**Aim of the exercise:** Repeat all of the material exactly as given.

-- Begin Given data --

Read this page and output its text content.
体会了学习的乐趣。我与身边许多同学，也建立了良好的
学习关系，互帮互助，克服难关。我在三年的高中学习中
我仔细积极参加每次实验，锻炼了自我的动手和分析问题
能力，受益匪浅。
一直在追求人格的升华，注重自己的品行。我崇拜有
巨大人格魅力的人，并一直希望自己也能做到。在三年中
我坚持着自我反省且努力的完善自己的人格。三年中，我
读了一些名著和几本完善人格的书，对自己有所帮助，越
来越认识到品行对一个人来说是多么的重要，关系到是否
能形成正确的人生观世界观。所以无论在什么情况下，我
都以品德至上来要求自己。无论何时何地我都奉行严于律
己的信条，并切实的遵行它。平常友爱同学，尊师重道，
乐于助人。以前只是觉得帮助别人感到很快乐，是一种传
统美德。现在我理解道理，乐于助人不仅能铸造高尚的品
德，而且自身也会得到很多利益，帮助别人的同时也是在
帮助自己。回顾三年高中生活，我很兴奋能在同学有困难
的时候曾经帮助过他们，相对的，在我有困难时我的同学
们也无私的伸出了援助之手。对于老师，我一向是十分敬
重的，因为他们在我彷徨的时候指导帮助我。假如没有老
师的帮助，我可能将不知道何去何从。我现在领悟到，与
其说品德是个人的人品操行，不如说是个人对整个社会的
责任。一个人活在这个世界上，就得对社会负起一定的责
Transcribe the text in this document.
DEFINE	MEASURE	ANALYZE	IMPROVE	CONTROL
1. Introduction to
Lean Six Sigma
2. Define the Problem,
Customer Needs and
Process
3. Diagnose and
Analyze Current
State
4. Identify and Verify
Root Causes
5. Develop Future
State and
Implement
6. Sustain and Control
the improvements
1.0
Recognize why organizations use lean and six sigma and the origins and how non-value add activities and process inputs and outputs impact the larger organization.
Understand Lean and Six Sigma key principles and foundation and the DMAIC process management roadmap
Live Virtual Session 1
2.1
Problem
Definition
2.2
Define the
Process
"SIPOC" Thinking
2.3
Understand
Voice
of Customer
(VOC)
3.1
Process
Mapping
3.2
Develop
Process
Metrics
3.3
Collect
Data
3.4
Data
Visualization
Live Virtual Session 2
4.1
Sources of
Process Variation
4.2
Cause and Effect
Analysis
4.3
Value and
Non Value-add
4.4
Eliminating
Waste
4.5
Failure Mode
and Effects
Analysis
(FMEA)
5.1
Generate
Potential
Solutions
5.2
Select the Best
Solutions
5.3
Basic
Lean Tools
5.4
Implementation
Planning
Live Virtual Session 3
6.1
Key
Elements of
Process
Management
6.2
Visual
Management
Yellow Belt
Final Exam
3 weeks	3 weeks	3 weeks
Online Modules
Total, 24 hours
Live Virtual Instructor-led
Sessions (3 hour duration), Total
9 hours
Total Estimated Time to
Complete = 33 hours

-- End Given data --

**Correct response:**
Read this page and output its text content.
体会了学习的乐趣。我与身边许多同学，也建立了良好的
学习关系，互帮互助，克服难关。我在三年的高中学习中
我仔细积极参加每次实验，锻炼了自我的动手和分析问题
能力，受益匪浅。
一直在追求人格的升华，注重自己的品行。我崇拜有
巨大人格魅力的人，并一直希望自己也能做到。在三年中
我坚持着自我反省且努力的完善自己的人格。三年中，我
读了一些名著和几本完善人格的书，对自己有所帮助，越
来越认识到品行对一个人来说是多么的重要，关系到是否
能形成正确的人生观世界观。所以无论在什么情况下，我
都以品德至上来要求自己。无论何时何地我都奉行严于律
己的信条，并切实的遵行它。平常友爱同学，尊师重道，
乐于助人。以前只是觉得帮助别人感到很快乐，是一种传
统美德。现在我理解道理，乐于助人不仅能铸造高尚的品
德，而且自身也会得到很多利益，帮助别人的同时也是在
帮助自己。回顾三年高中生活，我很兴奋能在同学有困难
的时候曾经帮助过他们，相对的，在我有困难时我的同学
们也无私的伸出了援助之手。对于老师，我一向是十分敬
重的，因为他们在我彷徨的时候指导帮助我。假如没有老
师的帮助，我可能将不知道何去何从。我现在领悟到，与
其说品德是个人的人品操行，不如说是个人对整个社会的
责任。一个人活在这个世界上，就得对社会负起一定的责
Transcribe the text in this document.
DEFINE	MEASURE	ANALYZE	IMPROVE	CONTROL
1. Introduction to
Lean Six Sigma
2. Define the Problem,
Customer Needs and
Process
3. Diagnose and
Analyze Current
State
4. Identify and Verify
Root Causes
5. Develop Future
State and
Implement
6. Sustain and Control
the improvements
1.0
Recognize why organizations use lean and six sigma and the origins and how non-value add activities and process inputs and outputs impact the larger organization.
Understand Lean and Six Sigma key principles and foundation and the DMAIC process management roadmap
Live Virtual Session 1
2.1
Problem
Definition
2.2
Define the
Process
"SIPOC" Thinking
2.3
Understand
Voice
of Customer
(VOC)
3.1
Process
Mapping
3.2
Develop
Process
Metrics
3.3
Collect
Data
3.4
Data
Visualization
Live Virtual Session 2
4.1
Sources of
Process Variation
4.2
Cause and Effect
Analysis
4.3
Value and
Non Value-add
4.4
Eliminating
Waste
4.5
Failure Mode
and Effects
Analysis
(FMEA)
5.1
Generate
Potential
Solutions
5.2
Select the Best
Solutions
5.3
Basic
Lean Tools
5.4
Implementation
Planning
Live Virtual Session 3
6.1
Key
Elements of
Process
Management
6.2
Visual
Management
Yellow Belt
Final Exam
3 weeks	3 weeks	3 weeks
Online Modules
Total, 24 hours
Live Virtual Instructor-led
Sessions (3 hour duration), Total
9 hours
Total Estimated Time to
Complete = 33 hours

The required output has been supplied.